YOUR INSTRUCTIONS
Repeat each line exactly, leaving nothing out.
>> BEGIN RECORDS TO PROCESS
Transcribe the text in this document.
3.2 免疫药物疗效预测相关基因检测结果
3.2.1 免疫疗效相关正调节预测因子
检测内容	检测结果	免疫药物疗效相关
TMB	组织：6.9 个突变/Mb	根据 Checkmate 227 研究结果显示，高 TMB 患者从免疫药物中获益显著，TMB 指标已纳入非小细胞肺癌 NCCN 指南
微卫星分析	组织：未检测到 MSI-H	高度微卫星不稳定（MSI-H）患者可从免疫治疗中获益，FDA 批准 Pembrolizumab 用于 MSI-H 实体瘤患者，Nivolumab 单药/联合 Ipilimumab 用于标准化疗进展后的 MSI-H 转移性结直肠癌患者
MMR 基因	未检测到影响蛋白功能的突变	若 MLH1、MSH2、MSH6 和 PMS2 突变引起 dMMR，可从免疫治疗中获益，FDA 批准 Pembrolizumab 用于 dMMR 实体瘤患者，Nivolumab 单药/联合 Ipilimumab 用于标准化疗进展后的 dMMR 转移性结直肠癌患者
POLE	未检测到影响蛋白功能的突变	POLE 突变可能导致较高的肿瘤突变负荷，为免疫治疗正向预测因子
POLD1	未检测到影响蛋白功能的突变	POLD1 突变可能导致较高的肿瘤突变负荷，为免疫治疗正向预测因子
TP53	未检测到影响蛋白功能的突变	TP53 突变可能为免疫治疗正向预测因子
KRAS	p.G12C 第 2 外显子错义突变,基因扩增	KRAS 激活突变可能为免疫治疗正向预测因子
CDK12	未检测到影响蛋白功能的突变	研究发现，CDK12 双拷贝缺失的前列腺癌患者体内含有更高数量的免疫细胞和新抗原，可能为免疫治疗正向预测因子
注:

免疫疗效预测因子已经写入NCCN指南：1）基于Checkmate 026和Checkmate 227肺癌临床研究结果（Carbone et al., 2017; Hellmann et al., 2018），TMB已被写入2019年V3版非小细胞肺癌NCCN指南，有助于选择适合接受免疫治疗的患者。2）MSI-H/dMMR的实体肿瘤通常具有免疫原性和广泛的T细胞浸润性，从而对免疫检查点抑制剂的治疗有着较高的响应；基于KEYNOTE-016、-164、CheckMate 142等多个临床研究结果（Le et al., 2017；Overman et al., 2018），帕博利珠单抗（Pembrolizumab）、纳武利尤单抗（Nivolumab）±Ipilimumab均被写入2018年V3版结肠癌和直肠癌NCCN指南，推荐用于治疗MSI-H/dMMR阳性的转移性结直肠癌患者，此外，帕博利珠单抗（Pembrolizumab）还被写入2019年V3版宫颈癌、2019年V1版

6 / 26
>> END RECORDS TO PROCESS
PROBLEM SOLUTION
Transcribe the text in this document.
3.2 免疫药物疗效预测相关基因检测结果
3.2.1 免疫疗效相关正调节预测因子
检测内容	检测结果	免疫药物疗效相关
TMB	组织：6.9 个突变/Mb	根据 Checkmate 227 研究结果显示，高 TMB 患者从免疫药物中获益显著，TMB 指标已纳入非小细胞肺癌 NCCN 指南
微卫星分析	组织：未检测到 MSI-H	高度微卫星不稳定（MSI-H）患者可从免疫治疗中获益，FDA 批准 Pembrolizumab 用于 MSI-H 实体瘤患者，Nivolumab 单药/联合 Ipilimumab 用于标准化疗进展后的 MSI-H 转移性结直肠癌患者
MMR 基因	未检测到影响蛋白功能的突变	若 MLH1、MSH2、MSH6 和 PMS2 突变引起 dMMR，可从免疫治疗中获益，FDA 批准 Pembrolizumab 用于 dMMR 实体瘤患者，Nivolumab 单药/联合 Ipilimumab 用于标准化疗进展后的 dMMR 转移性结直肠癌患者
POLE	未检测到影响蛋白功能的突变	POLE 突变可能导致较高的肿瘤突变负荷，为免疫治疗正向预测因子
POLD1	未检测到影响蛋白功能的突变	POLD1 突变可能导致较高的肿瘤突变负荷，为免疫治疗正向预测因子
TP53	未检测到影响蛋白功能的突变	TP53 突变可能为免疫治疗正向预测因子
KRAS	p.G12C 第 2 外显子错义突变,基因扩增	KRAS 激活突变可能为免疫治疗正向预测因子
CDK12	未检测到影响蛋白功能的突变	研究发现，CDK12 双拷贝缺失的前列腺癌患者体内含有更高数量的免疫细胞和新抗原，可能为免疫治疗正向预测因子
注:

免疫疗效预测因子已经写入NCCN指南：1）基于Checkmate 026和Checkmate 227肺癌临床研究结果（Carbone et al., 2017; Hellmann et al., 2018），TMB已被写入2019年V3版非小细胞肺癌NCCN指南，有助于选择适合接受免疫治疗的患者。2）MSI-H/dMMR的实体肿瘤通常具有免疫原性和广泛的T细胞浸润性，从而对免疫检查点抑制剂的治疗有着较高的响应；基于KEYNOTE-016、-164、CheckMate 142等多个临床研究结果（Le et al., 2017；Overman et al., 2018），帕博利珠单抗（Pembrolizumab）、纳武利尤单抗（Nivolumab）±Ipilimumab均被写入2018年V3版结肠癌和直肠癌NCCN指南，推荐用于治疗MSI-H/dMMR阳性的转移性结直肠癌患者，此外，帕博利珠单抗（Pembrolizumab）还被写入2019年V3版宫颈癌、2019年V1版

6 / 26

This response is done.